Directions for this task: Give back the entire listing verbatim.
________
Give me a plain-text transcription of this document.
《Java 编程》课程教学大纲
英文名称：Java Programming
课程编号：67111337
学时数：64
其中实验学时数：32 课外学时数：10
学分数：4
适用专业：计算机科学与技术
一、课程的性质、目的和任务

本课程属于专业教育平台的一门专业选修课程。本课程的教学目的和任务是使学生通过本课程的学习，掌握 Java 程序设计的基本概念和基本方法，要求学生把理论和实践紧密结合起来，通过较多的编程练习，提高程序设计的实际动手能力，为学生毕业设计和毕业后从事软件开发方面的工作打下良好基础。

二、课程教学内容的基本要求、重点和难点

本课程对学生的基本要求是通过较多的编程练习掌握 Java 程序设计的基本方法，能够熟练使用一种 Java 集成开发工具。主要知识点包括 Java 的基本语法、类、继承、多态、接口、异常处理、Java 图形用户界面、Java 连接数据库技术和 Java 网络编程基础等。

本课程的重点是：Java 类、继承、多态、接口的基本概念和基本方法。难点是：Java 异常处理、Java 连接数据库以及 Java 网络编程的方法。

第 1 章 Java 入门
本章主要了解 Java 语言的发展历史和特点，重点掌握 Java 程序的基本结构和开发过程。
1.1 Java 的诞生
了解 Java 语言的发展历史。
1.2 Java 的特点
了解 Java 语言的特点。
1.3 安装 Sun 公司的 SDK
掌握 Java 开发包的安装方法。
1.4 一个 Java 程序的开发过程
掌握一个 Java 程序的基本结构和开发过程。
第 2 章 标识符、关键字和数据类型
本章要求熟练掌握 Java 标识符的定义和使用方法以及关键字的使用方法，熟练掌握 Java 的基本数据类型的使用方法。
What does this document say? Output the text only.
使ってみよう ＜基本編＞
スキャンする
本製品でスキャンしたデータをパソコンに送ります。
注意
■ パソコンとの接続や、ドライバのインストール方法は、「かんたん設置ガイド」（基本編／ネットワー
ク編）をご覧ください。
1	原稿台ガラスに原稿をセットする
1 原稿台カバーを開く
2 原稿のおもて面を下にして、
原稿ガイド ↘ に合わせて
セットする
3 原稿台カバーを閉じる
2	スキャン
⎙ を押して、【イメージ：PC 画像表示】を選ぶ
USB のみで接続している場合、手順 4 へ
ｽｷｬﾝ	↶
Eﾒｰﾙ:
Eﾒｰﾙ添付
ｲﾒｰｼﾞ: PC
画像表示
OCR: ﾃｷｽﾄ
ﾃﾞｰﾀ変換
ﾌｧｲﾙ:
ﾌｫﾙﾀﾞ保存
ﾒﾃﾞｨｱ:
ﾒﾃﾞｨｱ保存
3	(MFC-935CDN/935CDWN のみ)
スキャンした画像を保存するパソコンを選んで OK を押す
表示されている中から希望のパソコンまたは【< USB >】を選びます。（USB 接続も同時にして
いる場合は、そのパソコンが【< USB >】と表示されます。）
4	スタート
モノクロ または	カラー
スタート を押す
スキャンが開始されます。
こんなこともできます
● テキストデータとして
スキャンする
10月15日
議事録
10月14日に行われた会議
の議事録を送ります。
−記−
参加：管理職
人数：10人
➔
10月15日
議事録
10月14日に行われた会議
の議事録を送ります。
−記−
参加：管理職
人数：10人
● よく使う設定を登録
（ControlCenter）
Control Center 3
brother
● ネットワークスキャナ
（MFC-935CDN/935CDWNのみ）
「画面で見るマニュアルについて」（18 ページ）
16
________
Result below:
Give me a plain-text transcription of this document.
《Java 编程》课程教学大纲
英文名称：Java Programming
课程编号：67111337
学时数：64
其中实验学时数：32 课外学时数：10
学分数：4
适用专业：计算机科学与技术
一、课程的性质、目的和任务

本课程属于专业教育平台的一门专业选修课程。本课程的教学目的和任务是使学生通过本课程的学习，掌握 Java 程序设计的基本概念和基本方法，要求学生把理论和实践紧密结合起来，通过较多的编程练习，提高程序设计的实际动手能力，为学生毕业设计和毕业后从事软件开发方面的工作打下良好基础。

二、课程教学内容的基本要求、重点和难点

本课程对学生的基本要求是通过较多的编程练习掌握 Java 程序设计的基本方法，能够熟练使用一种 Java 集成开发工具。主要知识点包括 Java 的基本语法、类、继承、多态、接口、异常处理、Java 图形用户界面、Java 连接数据库技术和 Java 网络编程基础等。

本课程的重点是：Java 类、继承、多态、接口的基本概念和基本方法。难点是：Java 异常处理、Java 连接数据库以及 Java 网络编程的方法。

第 1 章 Java 入门
本章主要了解 Java 语言的发展历史和特点，重点掌握 Java 程序的基本结构和开发过程。
1.1 Java 的诞生
了解 Java 语言的发展历史。
1.2 Java 的特点
了解 Java 语言的特点。
1.3 安装 Sun 公司的 SDK
掌握 Java 开发包的安装方法。
1.4 一个 Java 程序的开发过程
掌握一个 Java 程序的基本结构和开发过程。
第 2 章 标识符、关键字和数据类型
本章要求熟练掌握 Java 标识符的定义和使用方法以及关键字的使用方法，熟练掌握 Java 的基本数据类型的使用方法。
What does this document say? Output the text only.
使ってみよう ＜基本編＞
スキャンする
本製品でスキャンしたデータをパソコンに送ります。
注意
■ パソコンとの接続や、ドライバのインストール方法は、「かんたん設置ガイド」（基本編／ネットワー
ク編）をご覧ください。
1	原稿台ガラスに原稿をセットする
1 原稿台カバーを開く
2 原稿のおもて面を下にして、
原稿ガイド ↘ に合わせて
セットする
3 原稿台カバーを閉じる
2	スキャン
⎙ を押して、【イメージ：PC 画像表示】を選ぶ
USB のみで接続している場合、手順 4 へ
ｽｷｬﾝ	↶
Eﾒｰﾙ:
Eﾒｰﾙ添付
ｲﾒｰｼﾞ: PC
画像表示
OCR: ﾃｷｽﾄ
ﾃﾞｰﾀ変換
ﾌｧｲﾙ:
ﾌｫﾙﾀﾞ保存
ﾒﾃﾞｨｱ:
ﾒﾃﾞｨｱ保存
3	(MFC-935CDN/935CDWN のみ)
スキャンした画像を保存するパソコンを選んで OK を押す
表示されている中から希望のパソコンまたは【< USB >】を選びます。（USB 接続も同時にして
いる場合は、そのパソコンが【< USB >】と表示されます。）
4	スタート
モノクロ または	カラー
スタート を押す
スキャンが開始されます。
こんなこともできます
● テキストデータとして
スキャンする
10月15日
議事録
10月14日に行われた会議
の議事録を送ります。
−記−
参加：管理職
人数：10人
➔
10月15日
議事録
10月14日に行われた会議
の議事録を送ります。
−記−
参加：管理職
人数：10人
● よく使う設定を登録
（ControlCenter）
Control Center 3
brother
● ネットワークスキャナ
（MFC-935CDN/935CDWNのみ）
「画面で見るマニュアルについて」（18 ページ）
16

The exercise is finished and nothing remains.